Items from a data source:
---------------
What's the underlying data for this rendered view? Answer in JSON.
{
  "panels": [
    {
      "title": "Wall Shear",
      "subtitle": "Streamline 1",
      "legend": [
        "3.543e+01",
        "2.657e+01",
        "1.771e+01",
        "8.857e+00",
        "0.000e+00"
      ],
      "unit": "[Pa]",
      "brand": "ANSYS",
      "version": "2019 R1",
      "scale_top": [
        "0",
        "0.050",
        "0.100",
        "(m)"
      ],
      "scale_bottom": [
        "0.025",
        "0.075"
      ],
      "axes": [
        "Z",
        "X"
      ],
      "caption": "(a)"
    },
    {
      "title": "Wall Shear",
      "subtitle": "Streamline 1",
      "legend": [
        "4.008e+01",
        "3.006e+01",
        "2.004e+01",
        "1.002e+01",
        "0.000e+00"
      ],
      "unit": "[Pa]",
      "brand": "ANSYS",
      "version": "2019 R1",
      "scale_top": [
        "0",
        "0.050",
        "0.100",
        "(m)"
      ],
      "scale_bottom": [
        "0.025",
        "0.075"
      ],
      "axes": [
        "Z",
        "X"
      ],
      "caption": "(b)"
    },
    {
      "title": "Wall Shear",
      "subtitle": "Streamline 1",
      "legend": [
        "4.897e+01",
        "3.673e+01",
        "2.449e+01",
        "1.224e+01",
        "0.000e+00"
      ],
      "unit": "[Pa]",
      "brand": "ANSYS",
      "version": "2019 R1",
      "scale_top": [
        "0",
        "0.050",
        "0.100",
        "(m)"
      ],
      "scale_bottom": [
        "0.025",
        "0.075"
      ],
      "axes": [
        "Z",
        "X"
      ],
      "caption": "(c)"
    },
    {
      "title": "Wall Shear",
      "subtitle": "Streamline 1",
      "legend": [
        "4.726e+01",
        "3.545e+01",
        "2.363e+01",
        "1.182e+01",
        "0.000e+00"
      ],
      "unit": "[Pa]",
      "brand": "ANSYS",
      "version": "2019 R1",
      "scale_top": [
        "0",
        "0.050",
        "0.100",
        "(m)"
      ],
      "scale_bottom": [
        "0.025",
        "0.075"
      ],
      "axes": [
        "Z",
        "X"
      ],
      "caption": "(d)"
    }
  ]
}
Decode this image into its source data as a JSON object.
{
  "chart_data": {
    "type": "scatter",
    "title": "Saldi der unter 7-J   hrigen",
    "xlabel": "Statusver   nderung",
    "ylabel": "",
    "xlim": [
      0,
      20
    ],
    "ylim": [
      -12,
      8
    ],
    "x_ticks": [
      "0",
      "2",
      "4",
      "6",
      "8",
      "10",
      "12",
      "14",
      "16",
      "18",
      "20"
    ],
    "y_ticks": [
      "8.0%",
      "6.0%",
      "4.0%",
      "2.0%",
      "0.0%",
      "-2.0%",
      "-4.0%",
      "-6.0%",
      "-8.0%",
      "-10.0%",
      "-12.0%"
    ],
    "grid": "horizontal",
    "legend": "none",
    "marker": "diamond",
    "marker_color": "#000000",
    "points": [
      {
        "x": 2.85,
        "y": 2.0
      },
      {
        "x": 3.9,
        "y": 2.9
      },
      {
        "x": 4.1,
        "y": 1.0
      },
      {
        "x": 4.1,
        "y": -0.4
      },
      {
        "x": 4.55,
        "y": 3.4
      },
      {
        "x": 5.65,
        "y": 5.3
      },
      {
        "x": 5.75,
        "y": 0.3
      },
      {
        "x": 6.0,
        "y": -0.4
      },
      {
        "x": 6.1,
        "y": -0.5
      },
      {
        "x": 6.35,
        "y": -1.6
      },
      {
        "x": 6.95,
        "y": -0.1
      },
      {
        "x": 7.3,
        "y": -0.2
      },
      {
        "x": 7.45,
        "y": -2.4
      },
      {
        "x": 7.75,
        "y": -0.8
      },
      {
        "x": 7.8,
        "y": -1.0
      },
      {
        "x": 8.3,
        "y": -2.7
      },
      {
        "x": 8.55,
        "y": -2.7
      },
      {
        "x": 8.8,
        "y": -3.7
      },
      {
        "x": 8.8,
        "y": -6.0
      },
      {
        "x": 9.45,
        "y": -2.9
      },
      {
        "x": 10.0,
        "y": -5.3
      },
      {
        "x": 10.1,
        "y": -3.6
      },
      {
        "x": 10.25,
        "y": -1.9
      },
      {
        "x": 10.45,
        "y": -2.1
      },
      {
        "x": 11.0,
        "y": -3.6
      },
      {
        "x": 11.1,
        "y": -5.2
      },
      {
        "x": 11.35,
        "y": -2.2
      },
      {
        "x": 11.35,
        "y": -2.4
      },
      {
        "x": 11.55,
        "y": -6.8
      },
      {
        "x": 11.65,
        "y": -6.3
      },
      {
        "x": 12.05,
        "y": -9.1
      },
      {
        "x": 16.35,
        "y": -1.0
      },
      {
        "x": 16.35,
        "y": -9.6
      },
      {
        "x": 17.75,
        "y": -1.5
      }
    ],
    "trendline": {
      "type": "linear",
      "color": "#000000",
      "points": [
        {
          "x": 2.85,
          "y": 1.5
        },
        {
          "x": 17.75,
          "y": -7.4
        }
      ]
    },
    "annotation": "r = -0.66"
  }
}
---------------
TO BE DONE »
Retype the material in full. Each word must match.

RESULT FOR THIS TASK »
What's the underlying data for this rendered view? Answer in JSON.
{
  "panels": [
    {
      "title": "Wall Shear",
      "subtitle": "Streamline 1",
      "legend": [
        "3.543e+01",
        "2.657e+01",
        "1.771e+01",
        "8.857e+00",
        "0.000e+00"
      ],
      "unit": "[Pa]",
      "brand": "ANSYS",
      "version": "2019 R1",
      "scale_top": [
        "0",
        "0.050",
        "0.100",
        "(m)"
      ],
      "scale_bottom": [
        "0.025",
        "0.075"
      ],
      "axes": [
        "Z",
        "X"
      ],
      "caption": "(a)"
    },
    {
      "title": "Wall Shear",
      "subtitle": "Streamline 1",
      "legend": [
        "4.008e+01",
        "3.006e+01",
        "2.004e+01",
        "1.002e+01",
        "0.000e+00"
      ],
      "unit": "[Pa]",
      "brand": "ANSYS",
      "version": "2019 R1",
      "scale_top": [
        "0",
        "0.050",
        "0.100",
        "(m)"
      ],
      "scale_bottom": [
        "0.025",
        "0.075"
      ],
      "axes": [
        "Z",
        "X"
      ],
      "caption": "(b)"
    },
    {
      "title": "Wall Shear",
      "subtitle": "Streamline 1",
      "legend": [
        "4.897e+01",
        "3.673e+01",
        "2.449e+01",
        "1.224e+01",
        "0.000e+00"
      ],
      "unit": "[Pa]",
      "brand": "ANSYS",
      "version": "2019 R1",
      "scale_top": [
        "0",
        "0.050",
        "0.100",
        "(m)"
      ],
      "scale_bottom": [
        "0.025",
        "0.075"
      ],
      "axes": [
        "Z",
        "X"
      ],
      "caption": "(c)"
    },
    {
      "title": "Wall Shear",
      "subtitle": "Streamline 1",
      "legend": [
        "4.726e+01",
        "3.545e+01",
        "2.363e+01",
        "1.182e+01",
        "0.000e+00"
      ],
      "unit": "[Pa]",
      "brand": "ANSYS",
      "version": "2019 R1",
      "scale_top": [
        "0",
        "0.050",
        "0.100",
        "(m)"
      ],
      "scale_bottom": [
        "0.025",
        "0.075"
      ],
      "axes": [
        "Z",
        "X"
      ],
      "caption": "(d)"
    }
  ]
}
Decode this image into its source data as a JSON object.
{
  "chart_data": {
    "type": "scatter",
    "title": "Saldi der unter 7-J   hrigen",
    "xlabel": "Statusver   nderung",
    "ylabel": "",
    "xlim": [
      0,
      20
    ],
    "ylim": [
      -12,
      8
    ],
    "x_ticks": [
      "0",
      "2",
      "4",
      "6",
      "8",
      "10",
      "12",
      "14",
      "16",
      "18",
      "20"
    ],
    "y_ticks": [
      "8.0%",
      "6.0%",
      "4.0%",
      "2.0%",
      "0.0%",
      "-2.0%",
      "-4.0%",
      "-6.0%",
      "-8.0%",
      "-10.0%",
      "-12.0%"
    ],
    "grid": "horizontal",
    "legend": "none",
    "marker": "diamond",
    "marker_color": "#000000",
    "points": [
      {
        "x": 2.85,
        "y": 2.0
      },
      {
        "x": 3.9,
        "y": 2.9
      },
      {
        "x": 4.1,
        "y": 1.0
      },
      {
        "x": 4.1,
        "y": -0.4
      },
      {
        "x": 4.55,
        "y": 3.4
      },
      {
        "x": 5.65,
        "y": 5.3
      },
      {
        "x": 5.75,
        "y": 0.3
      },
      {
        "x": 6.0,
        "y": -0.4
      },
      {
        "x": 6.1,
        "y": -0.5
      },
      {
        "x": 6.35,
        "y": -1.6
      },
      {
        "x": 6.95,
        "y": -0.1
      },
      {
        "x": 7.3,
        "y": -0.2
      },
      {
        "x": 7.45,
        "y": -2.4
      },
      {
        "x": 7.75,
        "y": -0.8
      },
      {
        "x": 7.8,
        "y": -1.0
      },
      {
        "x": 8.3,
        "y": -2.7
      },
      {
        "x": 8.55,
        "y": -2.7
      },
      {
        "x": 8.8,
        "y": -3.7
      },
      {
        "x": 8.8,
        "y": -6.0
      },
      {
        "x": 9.45,
        "y": -2.9
      },
      {
        "x": 10.0,
        "y": -5.3
      },
      {
        "x": 10.1,
        "y": -3.6
      },
      {
        "x": 10.25,
        "y": -1.9
      },
      {
        "x": 10.45,
        "y": -2.1
      },
      {
        "x": 11.0,
        "y": -3.6
      },
      {
        "x": 11.1,
        "y": -5.2
      },
      {
        "x": 11.35,
        "y": -2.2
      },
      {
        "x": 11.35,
        "y": -2.4
      },
      {
        "x": 11.55,
        "y": -6.8
      },
      {
        "x": 11.65,
        "y": -6.3
      },
      {
        "x": 12.05,
        "y": -9.1
      },
      {
        "x": 16.35,
        "y": -1.0
      },
      {
        "x": 16.35,
        "y": -9.6
      },
      {
        "x": 17.75,
        "y": -1.5
      }
    ],
    "trendline": {
      "type": "linear",
      "color": "#000000",
      "points": [
        {
          "x": 2.85,
          "y": 1.5
        },
        {
          "x": 17.75,
          "y": -7.4
        }
      ]
    },
    "annotation": "r = -0.66"
  }
}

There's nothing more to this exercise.